WHAT YOU SHOULD DO
Restate the listing below word for word; no picture is to be carried over.
════
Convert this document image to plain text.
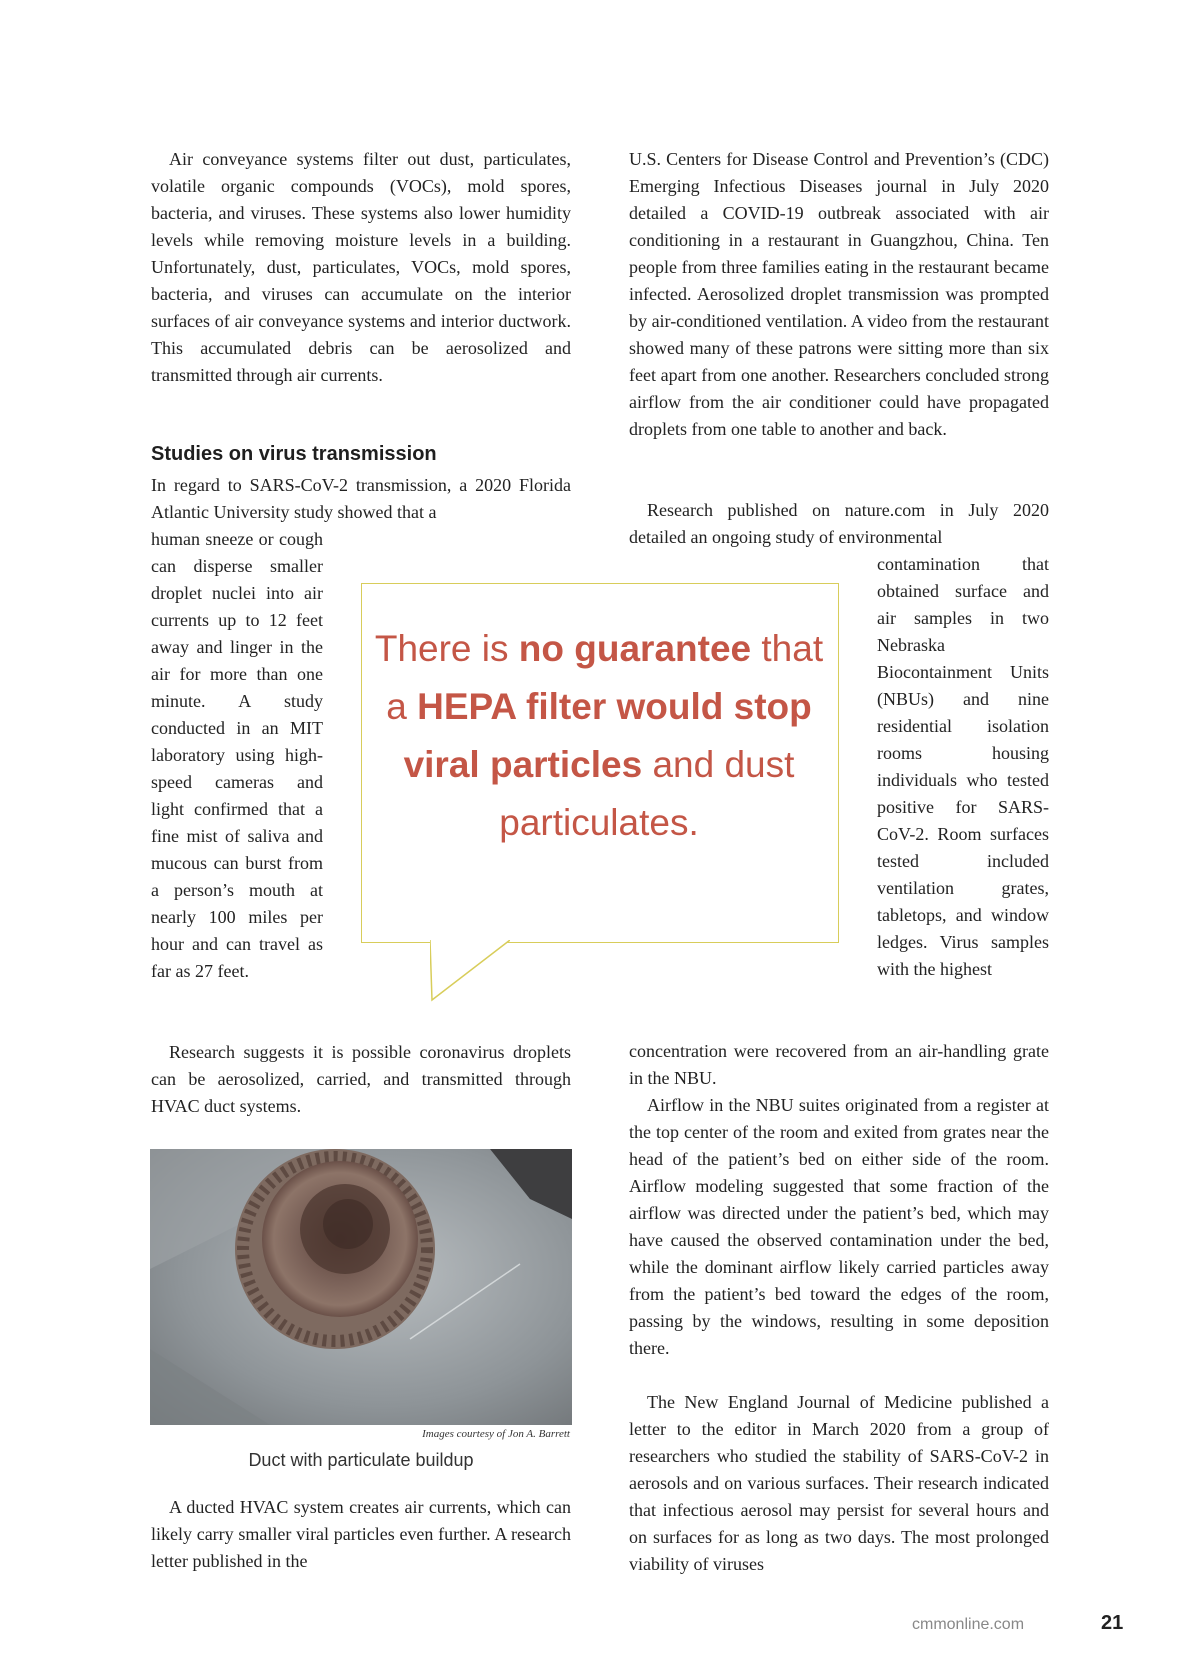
Air conveyance systems filter out dust, particulates, volatile organic compounds (VOCs), mold spores, bacteria, and viruses. These systems also lower humidity levels while removing moisture levels in a building. Unfortunately, dust, particulates, VOCs, mold spores, bacteria, and viruses can accumulate on the interior surfaces of air conveyance systems and interior ductwork. This accumulated debris can be aerosolized and transmitted through air currents.
Studies on virus transmission
In regard to SARS-CoV-2 transmission, a 2020 Florida Atlantic University study showed that a
human sneeze or cough can disperse smaller droplet nuclei into air currents up to 12 feet away and linger in the air for more than one minute. A study conducted in an MIT laboratory using high-speed cameras and light confirmed that a fine mist of saliva and mucous can burst from a person’s mouth at nearly 100 miles per hour and can travel as far as 27 feet.
Research suggests it is possible coronavirus droplets can be aerosolized, carried, and transmitted through HVAC duct systems.
Images courtesy of Jon A. Barrett
Duct with particulate buildup
A ducted HVAC system creates air currents, which can likely carry smaller viral particles even further. A research letter published in the
U.S. Centers for Disease Control and Prevention’s (CDC) Emerging Infectious Diseases journal in July 2020 detailed a COVID-19 outbreak associated with air conditioning in a restaurant in Guangzhou, China. Ten people from three families eating in the restaurant became infected. Aerosolized droplet transmission was prompted by air-conditioned ventilation. A video from the restaurant showed many of these patrons were sitting more than six feet apart from one another. Researchers concluded strong airflow from the air conditioner could have propagated droplets from one table to another and back.
Research published on nature.com in July 2020 detailed an ongoing study of environmental
contamination that obtained surface and air samples in two Nebraska Biocontainment Units (NBUs) and nine residential isolation rooms housing individuals who tested positive for SARS-CoV-2. Room surfaces tested included ventilation grates, tabletops, and window ledges. Virus samples with the highest
concentration were recovered from an air-handling grate in the NBU.
Airflow in the NBU suites originated from a register at the top center of the room and exited from grates near the head of the patient’s bed on either side of the room. Airflow modeling suggested that some fraction of the airflow was directed under the patient’s bed, which may have caused the observed contamination under the bed, while the dominant airflow likely carried particles away from the patient’s bed toward the edges of the room, passing by the windows, resulting in some deposition there.
The New England Journal of Medicine published a letter to the editor in March 2020 from a group of researchers who studied the stability of SARS-CoV-2 in aerosols and on various surfaces. Their research indicated that infectious aerosol may persist for several hours and on surfaces for as long as two days. The most prolonged viability of viruses
There is no guarantee that a HEPA filter would stop viral particles and dust particulates.
cmmonline.com	21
════
TASK OUTPUT
Convert this document image to plain text.
Air conveyance systems filter out dust, particulates, volatile organic compounds (VOCs), mold spores, bacteria, and viruses. These systems also lower humidity levels while removing moisture levels in a building. Unfortunately, dust, particulates, VOCs, mold spores, bacteria, and viruses can accumulate on the interior surfaces of air conveyance systems and interior ductwork. This accumulated debris can be aerosolized and transmitted through air currents.
Studies on virus transmission
In regard to SARS-CoV-2 transmission, a 2020 Florida Atlantic University study showed that a
human sneeze or cough can disperse smaller droplet nuclei into air currents up to 12 feet away and linger in the air for more than one minute. A study conducted in an MIT laboratory using high-speed cameras and light confirmed that a fine mist of saliva and mucous can burst from a person’s mouth at nearly 100 miles per hour and can travel as far as 27 feet.
Research suggests it is possible coronavirus droplets can be aerosolized, carried, and transmitted through HVAC duct systems.
Images courtesy of Jon A. Barrett
Duct with particulate buildup
A ducted HVAC system creates air currents, which can likely carry smaller viral particles even further. A research letter published in the
U.S. Centers for Disease Control and Prevention’s (CDC) Emerging Infectious Diseases journal in July 2020 detailed a COVID-19 outbreak associated with air conditioning in a restaurant in Guangzhou, China. Ten people from three families eating in the restaurant became infected. Aerosolized droplet transmission was prompted by air-conditioned ventilation. A video from the restaurant showed many of these patrons were sitting more than six feet apart from one another. Researchers concluded strong airflow from the air conditioner could have propagated droplets from one table to another and back.
Research published on nature.com in July 2020 detailed an ongoing study of environmental
contamination that obtained surface and air samples in two Nebraska Biocontainment Units (NBUs) and nine residential isolation rooms housing individuals who tested positive for SARS-CoV-2. Room surfaces tested included ventilation grates, tabletops, and window ledges. Virus samples with the highest
concentration were recovered from an air-handling grate in the NBU.
Airflow in the NBU suites originated from a register at the top center of the room and exited from grates near the head of the patient’s bed on either side of the room. Airflow modeling suggested that some fraction of the airflow was directed under the patient’s bed, which may have caused the observed contamination under the bed, while the dominant airflow likely carried particles away from the patient’s bed toward the edges of the room, passing by the windows, resulting in some deposition there.
The New England Journal of Medicine published a letter to the editor in March 2020 from a group of researchers who studied the stability of SARS-CoV-2 in aerosols and on various surfaces. Their research indicated that infectious aerosol may persist for several hours and on surfaces for as long as two days. The most prolonged viability of viruses
There is no guarantee that a HEPA filter would stop viral particles and dust particulates.
cmmonline.com	21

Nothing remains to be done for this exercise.